* _Extracted records_:
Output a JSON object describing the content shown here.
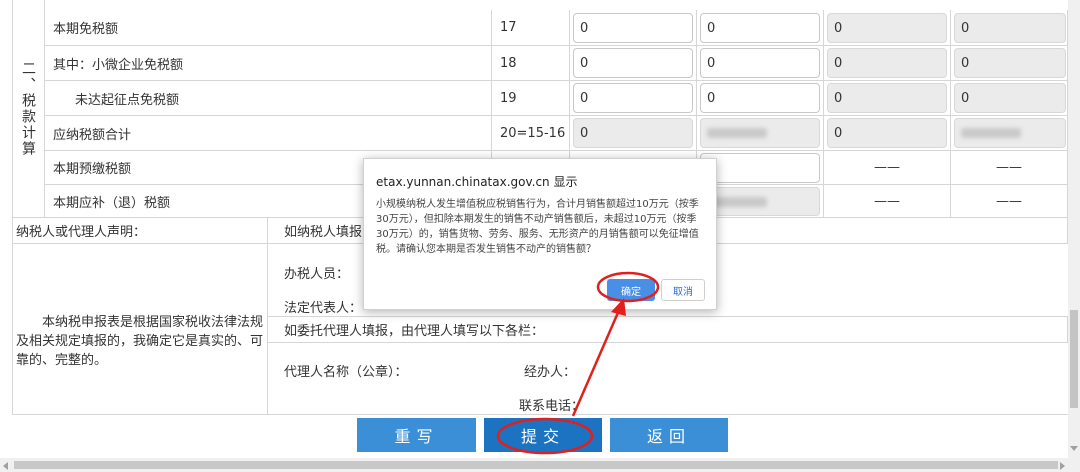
{
  "section": {
    "label": "二、税款计算"
  },
  "rows": [
    {
      "name": "本期免税额",
      "line": "17",
      "v1": "0",
      "v2": "0",
      "v3": "0",
      "v4": "0"
    },
    {
      "name": "其中：小微企业免税额",
      "line": "18",
      "v1": "0",
      "v2": "0",
      "v3": "0",
      "v4": "0"
    },
    {
      "name": "未达起征点免税额",
      "line": "19",
      "v1": "0",
      "v2": "0",
      "v3": "0",
      "v4": "0"
    },
    {
      "name": "应纳税额合计",
      "line": "20=15-16",
      "v1": "0",
      "v3": "0"
    },
    {
      "name": "本期预缴税额",
      "v3": "——",
      "v4": "——"
    },
    {
      "name": "本期应补（退）税额",
      "v3": "——",
      "v4": "——"
    }
  ],
  "declaration": {
    "header": "纳税人或代理人声明：",
    "text": "本纳税申报表是根据国家税收法律法规及相关规定填报的，我确定它是真实的、可靠的、完整的。"
  },
  "taxpayer_fill": {
    "header": "如纳税人填报",
    "handler_label": "办税人员：",
    "legal_rep_label": "法定代表人："
  },
  "agent_fill": {
    "header": "如委托代理人填报，由代理人填写以下各栏：",
    "agent_name_label": "代理人名称（公章）：",
    "handler_label": "经办人：",
    "phone_label": "联系电话："
  },
  "buttons": {
    "rewrite": "重写",
    "submit": "提交",
    "back": "返回"
  },
  "dialog": {
    "title": "etax.yunnan.chinatax.gov.cn 显示",
    "message": "小规模纳税人发生增值税应税销售行为，合计月销售额超过10万元（按季30万元），但扣除本期发生的销售不动产销售额后，未超过10万元（按季30万元）的，销售货物、劳务、服务、无形资产的月销售额可以免征增值税。请确认您本期是否发生销售不动产的销售额？",
    "ok": "确定",
    "cancel": "取消"
  },
  "colors": {
    "button_blue": "#3a8fd6",
    "annotation_red": "#e0201d",
    "dialog_ok": "#4a8fe6"
  }
}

* _PROBLEM DETAILS_: Repeat all the records above exactly, leaving out any pictures.

* _RESULT BELOW_:
Output a JSON object describing the content shown here.
{
  "section": {
    "label": "二、税款计算"
  },
  "rows": [
    {
      "name": "本期免税额",
      "line": "17",
      "v1": "0",
      "v2": "0",
      "v3": "0",
      "v4": "0"
    },
    {
      "name": "其中：小微企业免税额",
      "line": "18",
      "v1": "0",
      "v2": "0",
      "v3": "0",
      "v4": "0"
    },
    {
      "name": "未达起征点免税额",
      "line": "19",
      "v1": "0",
      "v2": "0",
      "v3": "0",
      "v4": "0"
    },
    {
      "name": "应纳税额合计",
      "line": "20=15-16",
      "v1": "0",
      "v3": "0"
    },
    {
      "name": "本期预缴税额",
      "v3": "——",
      "v4": "——"
    },
    {
      "name": "本期应补（退）税额",
      "v3": "——",
      "v4": "——"
    }
  ],
  "declaration": {
    "header": "纳税人或代理人声明：",
    "text": "本纳税申报表是根据国家税收法律法规及相关规定填报的，我确定它是真实的、可靠的、完整的。"
  },
  "taxpayer_fill": {
    "header": "如纳税人填报",
    "handler_label": "办税人员：",
    "legal_rep_label": "法定代表人："
  },
  "agent_fill": {
    "header": "如委托代理人填报，由代理人填写以下各栏：",
    "agent_name_label": "代理人名称（公章）：",
    "handler_label": "经办人：",
    "phone_label": "联系电话："
  },
  "buttons": {
    "rewrite": "重写",
    "submit": "提交",
    "back": "返回"
  },
  "dialog": {
    "title": "etax.yunnan.chinatax.gov.cn 显示",
    "message": "小规模纳税人发生增值税应税销售行为，合计月销售额超过10万元（按季30万元），但扣除本期发生的销售不动产销售额后，未超过10万元（按季30万元）的，销售货物、劳务、服务、无形资产的月销售额可以免征增值税。请确认您本期是否发生销售不动产的销售额？",
    "ok": "确定",
    "cancel": "取消"
  },
  "colors": {
    "button_blue": "#3a8fd6",
    "annotation_red": "#e0201d",
    "dialog_ok": "#4a8fe6"
  }
}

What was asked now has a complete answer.